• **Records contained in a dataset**
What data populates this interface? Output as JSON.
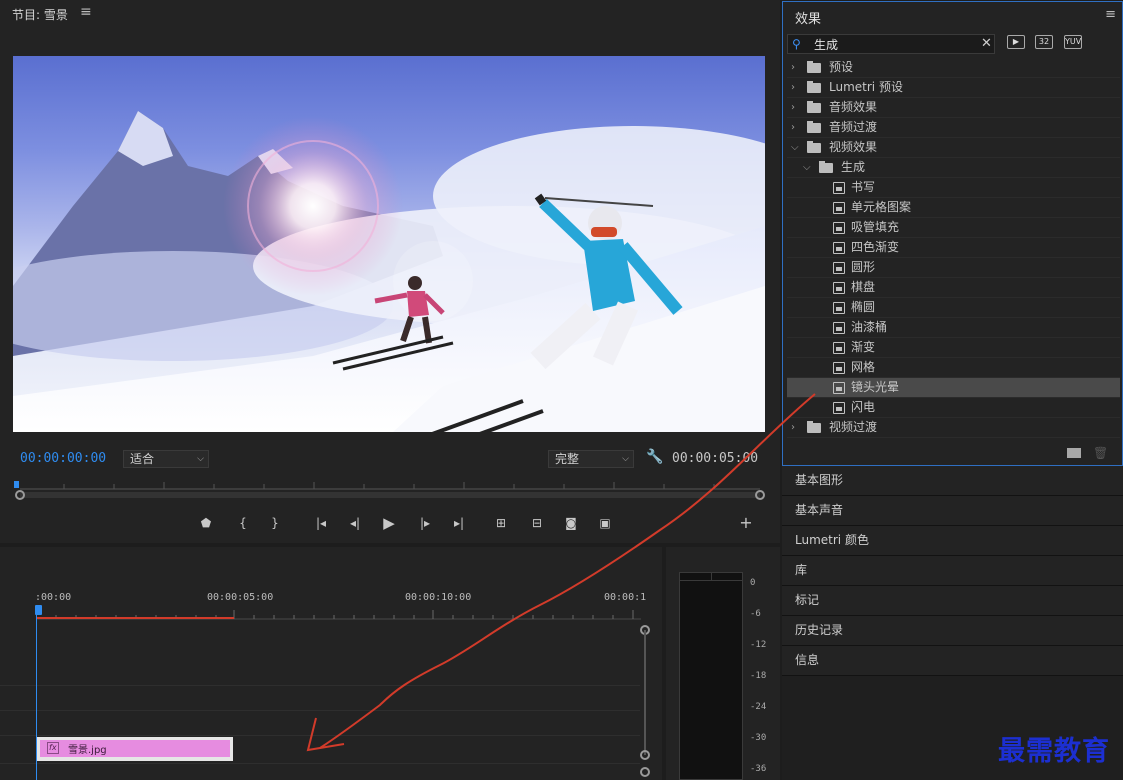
{
  "monitor": {
    "title": "节目: 雪景",
    "timecode_current": "00:00:00:00",
    "timecode_duration": "00:00:05:00",
    "fit_value": "适合",
    "quality_value": "完整"
  },
  "effects": {
    "title": "效果",
    "search_value": "生成",
    "badges": [
      "32",
      "YUV"
    ],
    "tree": [
      {
        "label": "预设",
        "kind": "folder",
        "level": 0,
        "expanded": false
      },
      {
        "label": "Lumetri 预设",
        "kind": "folder",
        "level": 0,
        "expanded": false
      },
      {
        "label": "音频效果",
        "kind": "folder",
        "level": 0,
        "expanded": false
      },
      {
        "label": "音频过渡",
        "kind": "folder",
        "level": 0,
        "expanded": false
      },
      {
        "label": "视频效果",
        "kind": "folder",
        "level": 0,
        "expanded": true
      },
      {
        "label": "生成",
        "kind": "folder",
        "level": 1,
        "expanded": true
      },
      {
        "label": "书写",
        "kind": "effect",
        "level": 2
      },
      {
        "label": "单元格图案",
        "kind": "effect",
        "level": 2
      },
      {
        "label": "吸管填充",
        "kind": "effect",
        "level": 2
      },
      {
        "label": "四色渐变",
        "kind": "effect",
        "level": 2
      },
      {
        "label": "圆形",
        "kind": "effect",
        "level": 2
      },
      {
        "label": "棋盘",
        "kind": "effect",
        "level": 2
      },
      {
        "label": "椭圆",
        "kind": "effect",
        "level": 2
      },
      {
        "label": "油漆桶",
        "kind": "effect",
        "level": 2
      },
      {
        "label": "渐变",
        "kind": "effect",
        "level": 2
      },
      {
        "label": "网格",
        "kind": "effect",
        "level": 2
      },
      {
        "label": "镜头光晕",
        "kind": "effect",
        "level": 2,
        "selected": true
      },
      {
        "label": "闪电",
        "kind": "effect",
        "level": 2
      },
      {
        "label": "视频过渡",
        "kind": "folder",
        "level": 0,
        "expanded": false
      }
    ]
  },
  "side_panels": [
    "基本图形",
    "基本声音",
    "Lumetri 颜色",
    "库",
    "标记",
    "历史记录",
    "信息"
  ],
  "timeline": {
    "ruler_labels": [
      ":00:00",
      "00:00:05:00",
      "00:00:10:00",
      "00:00:1"
    ],
    "clip": {
      "name": "雪景.jpg",
      "fx_label": "fx",
      "color": "#e68ce0"
    }
  },
  "meters": {
    "scale": [
      "0",
      "-6",
      "-12",
      "-18",
      "-24",
      "-30",
      "-36"
    ]
  },
  "watermark": "最需教育",
  "colors": {
    "accent": "#2f8cf0",
    "annotation": "#d23b2a",
    "clip": "#e68ce0"
  }
}
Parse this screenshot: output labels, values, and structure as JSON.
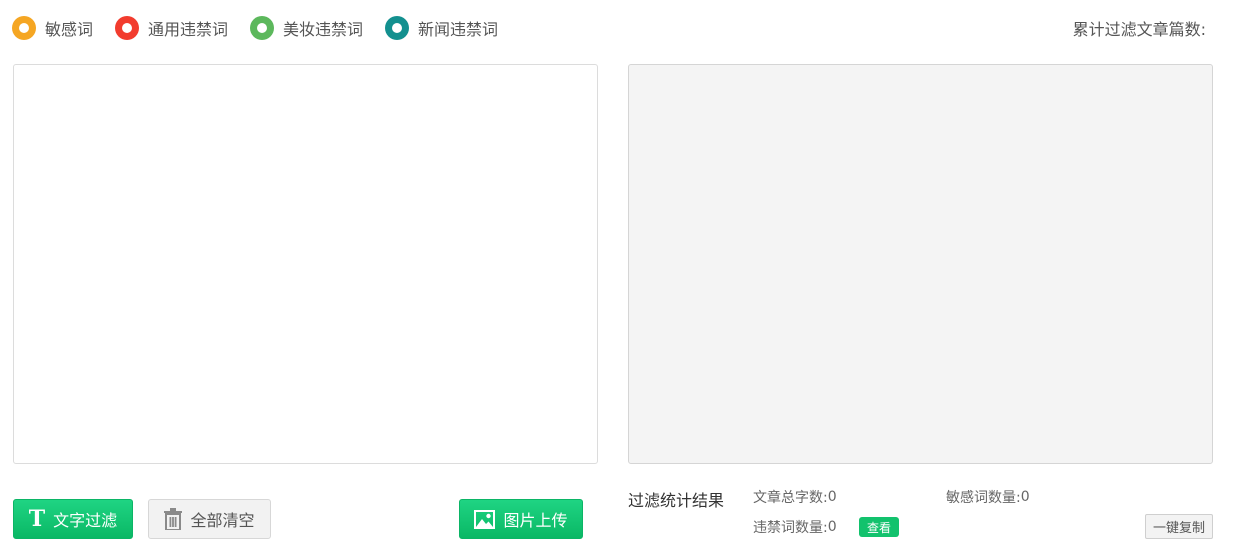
{
  "legend": [
    {
      "label": "敏感词",
      "color": "#f5a623"
    },
    {
      "label": "通用违禁词",
      "color": "#f23c2e"
    },
    {
      "label": "美妆违禁词",
      "color": "#5cb85c"
    },
    {
      "label": "新闻违禁词",
      "color": "#13908f"
    }
  ],
  "header": {
    "total_filtered_label": "累计过滤文章篇数:"
  },
  "input": {
    "value": "",
    "placeholder": ""
  },
  "buttons": {
    "filter_label": "文字过滤",
    "clear_label": "全部清空",
    "upload_label": "图片上传"
  },
  "stats": {
    "title": "过滤统计结果",
    "total_chars_label": "文章总字数:",
    "total_chars_value": "0",
    "sensitive_label": "敏感词数量:",
    "sensitive_value": "0",
    "banned_label": "违禁词数量:",
    "banned_value": "0",
    "view_label": "查看",
    "copy_label": "一键复制"
  },
  "colors": {
    "accent_green": "#12c26d"
  }
}
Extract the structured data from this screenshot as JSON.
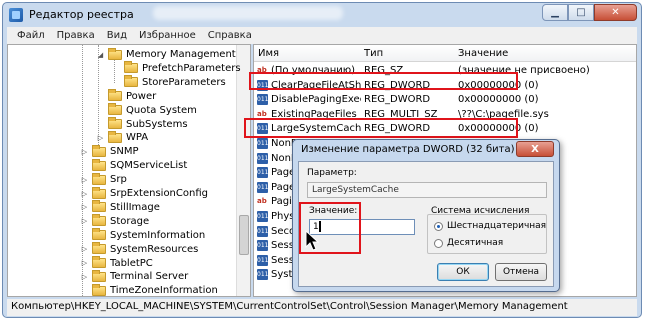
{
  "window": {
    "title": "Редактор реестра"
  },
  "menu": [
    "Файл",
    "Правка",
    "Вид",
    "Избранное",
    "Справка"
  ],
  "tree": [
    {
      "label": "Memory Management",
      "level": 3,
      "expander": "◢"
    },
    {
      "label": "PrefetchParameters",
      "level": 4,
      "expander": ""
    },
    {
      "label": "StoreParameters",
      "level": 4,
      "expander": ""
    },
    {
      "label": "Power",
      "level": 3,
      "expander": ""
    },
    {
      "label": "Quota System",
      "level": 3,
      "expander": ""
    },
    {
      "label": "SubSystems",
      "level": 3,
      "expander": ""
    },
    {
      "label": "WPA",
      "level": 3,
      "expander": "▷"
    },
    {
      "label": "SNMP",
      "level": 2,
      "expander": "▷"
    },
    {
      "label": "SQMServiceList",
      "level": 2,
      "expander": ""
    },
    {
      "label": "Srp",
      "level": 2,
      "expander": "▷"
    },
    {
      "label": "SrpExtensionConfig",
      "level": 2,
      "expander": "▷"
    },
    {
      "label": "StillImage",
      "level": 2,
      "expander": "▷"
    },
    {
      "label": "Storage",
      "level": 2,
      "expander": "▷"
    },
    {
      "label": "SystemInformation",
      "level": 2,
      "expander": ""
    },
    {
      "label": "SystemResources",
      "level": 2,
      "expander": "▷"
    },
    {
      "label": "TabletPC",
      "level": 2,
      "expander": "▷"
    },
    {
      "label": "Terminal Server",
      "level": 2,
      "expander": "▷"
    },
    {
      "label": "TimeZoneInformation",
      "level": 2,
      "expander": ""
    }
  ],
  "values_header": {
    "name": "Имя",
    "type": "Тип",
    "value": "Значение"
  },
  "values": [
    {
      "name": "(По умолчанию)",
      "type": "REG_SZ",
      "value": "(значение не присвоено)",
      "icon": "string"
    },
    {
      "name": "ClearPageFileAtShu...",
      "type": "REG_DWORD",
      "value": "0x00000000 (0)",
      "icon": "binary"
    },
    {
      "name": "DisablePagingExecu...",
      "type": "REG_DWORD",
      "value": "0x00000000 (0)",
      "icon": "binary"
    },
    {
      "name": "ExistingPageFiles",
      "type": "REG_MULTI_SZ",
      "value": "\\??\\C:\\pagefile.sys",
      "icon": "string"
    },
    {
      "name": "LargeSystemCache",
      "type": "REG_DWORD",
      "value": "0x00000000 (0)",
      "icon": "binary"
    },
    {
      "name": "NonPa",
      "type": "",
      "value": "",
      "icon": "binary"
    },
    {
      "name": "NonPa",
      "type": "",
      "value": "",
      "icon": "binary"
    },
    {
      "name": "Paged",
      "type": "",
      "value": "",
      "icon": "binary"
    },
    {
      "name": "Paged",
      "type": "",
      "value": "",
      "icon": "binary"
    },
    {
      "name": "Paging",
      "type": "",
      "value": "",
      "icon": "string"
    },
    {
      "name": "Physic",
      "type": "",
      "value": "",
      "icon": "binary"
    },
    {
      "name": "Secon",
      "type": "",
      "value": "",
      "icon": "binary"
    },
    {
      "name": "Sessio",
      "type": "",
      "value": "",
      "icon": "binary"
    },
    {
      "name": "Sessio",
      "type": "",
      "value": "",
      "icon": "binary"
    },
    {
      "name": "System",
      "type": "",
      "value": "",
      "icon": "binary"
    }
  ],
  "status_path": "Компьютер\\HKEY_LOCAL_MACHINE\\SYSTEM\\CurrentControlSet\\Control\\Session Manager\\Memory Management",
  "dialog": {
    "title": "Изменение параметра DWORD (32 бита)",
    "param_label": "Параметр:",
    "param_value": "LargeSystemCache",
    "value_label": "Значение:",
    "value_input": "1",
    "radix_group": "Система исчисления",
    "radix_hex": "Шестнадцатеричная",
    "radix_dec": "Десятичная",
    "ok": "ОК",
    "cancel": "Отмена",
    "close": "X"
  },
  "colors": {
    "highlight": "#e0141b",
    "frame": "#c9daee"
  },
  "icons": {
    "close": "close-icon",
    "min": "minimize-icon",
    "max": "maximize-icon"
  }
}
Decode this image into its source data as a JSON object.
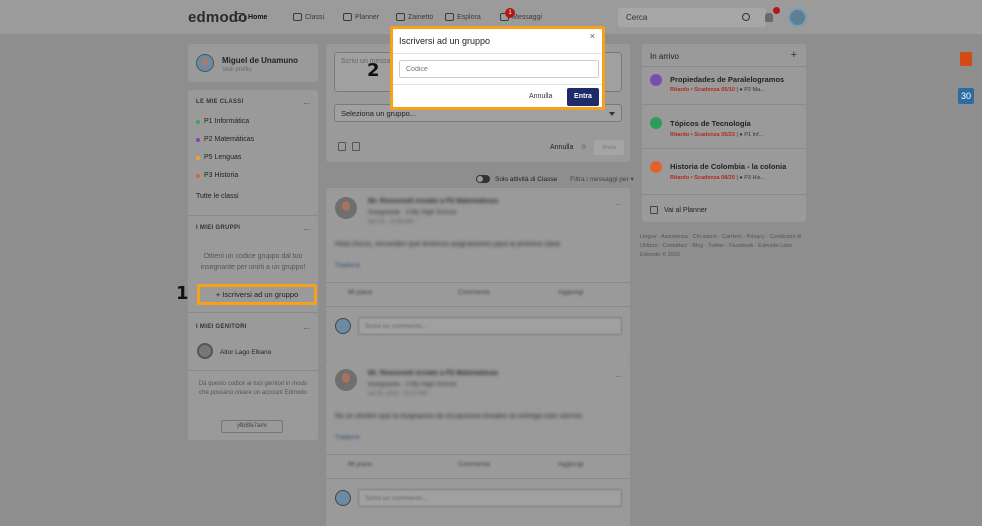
{
  "nav": {
    "brand": "edmodo",
    "home": "Home",
    "classi": "Classi",
    "planner": "Planner",
    "zainetto": "Zainetto",
    "esplora": "Esplora",
    "messaggi": "Messaggi",
    "messages_badge": "1",
    "search_placeholder": "Cerca"
  },
  "profile": {
    "name": "Miguel de Unamuno",
    "sub": "Vedi profilo"
  },
  "classes": {
    "title": "LE MIE CLASSI",
    "items": [
      {
        "label": "P1 Informática",
        "color": "#3aa55a"
      },
      {
        "label": "P2 Matemáticas",
        "color": "#8a3fb0"
      },
      {
        "label": "P5 Lenguas",
        "color": "#f0a52a"
      },
      {
        "label": "P3 Historia",
        "color": "#e0632c"
      }
    ],
    "all": "Tutte le classi"
  },
  "groups": {
    "title": "I MIEI GRUPPI",
    "hint": "Ottieni un codice gruppo dal tuo insegnante per unirti a un gruppo!",
    "join_button": "+ Iscriversi ad un gruppo"
  },
  "parents": {
    "title": "I MIEI GENITORI",
    "parent_name": "Aitor Lago Elkano",
    "hint": "Dà questo codice ai tuoi genitori in modo che possano creare un account Edmodo",
    "code": "j4b8fe7ami"
  },
  "composer": {
    "placeholder": "Scrivi un messaggio",
    "select_label": "Seleziona un gruppo...",
    "cancel": "Annulla",
    "count": "0",
    "send": "Invia"
  },
  "filter": {
    "toggle_label": "Solo attività di Classe",
    "filter_label": "Filtra i messaggi per ▾"
  },
  "posts": [
    {
      "author": "Mr. Roosevelt inviato a P2 Matemáticas",
      "meta": "Insegnante · il My High School",
      "time": "gen 31 · 11:45 AM · ",
      "body": "Hola chicos, recuerden que tenemos asignaciones para la próxima clase",
      "translate": "Tradurre",
      "actions": [
        "Mi piace",
        "Commenta",
        "Aggiungi"
      ],
      "comment_placeholder": "Scrivi un commento..."
    },
    {
      "author": "Mr. Roosevelt inviato a P2 Matemáticas",
      "meta": "Insegnante · il My High School",
      "time": "set 25, 2019 · 12:14 PM · ",
      "body": "No se olviden que la Asignación de ecuaciones lineales se entrega este viernes.",
      "translate": "Tradurre",
      "actions": [
        "Mi piace",
        "Commenta",
        "Aggiungi"
      ],
      "comment_placeholder": "Scrivi un commento..."
    }
  ],
  "inbox": {
    "title": "In arrivo",
    "plus": "+",
    "tasks": [
      {
        "name": "Propiedades de Paralelogramos",
        "status": "Ritardo • Scadenza 05/10",
        "class": "P2 Ma...",
        "icon_color": "#7a4bb0",
        "class_color": "#8a3fb0"
      },
      {
        "name": "Tópicos de Tecnología",
        "status": "Ritardo • Scadenza 05/23",
        "class": "P1 Inf...",
        "icon_color": "#2e9b59",
        "class_color": "#3aa55a"
      },
      {
        "name": "Historia de Colombia - la colonia",
        "status": "Ritardo • Scadenza 08/20",
        "class": "P3 His...",
        "icon_color": "#e0632c",
        "class_color": "#e0632c"
      }
    ],
    "planner_link": "Vai al Planner"
  },
  "footer": {
    "text": "Lingue · Assistenza · Chi siamo · Carriere · Privacy · Condizioni di Utilizzo · Contattaci · Blog · Twitter · Facebook · Edmodo Labs",
    "copyright": "Edmodo © 2020"
  },
  "calendar_day": "30",
  "modal": {
    "title": "Iscriversi ad un gruppo",
    "close": "×",
    "code_placeholder": "Codice",
    "cancel": "Annulla",
    "enter": "Entra"
  },
  "steps": [
    "1",
    "2"
  ]
}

• **Directions**
Determine how many of the lines above hold the word "Management", and output that number by itself.

• **Answer to the exercise**
2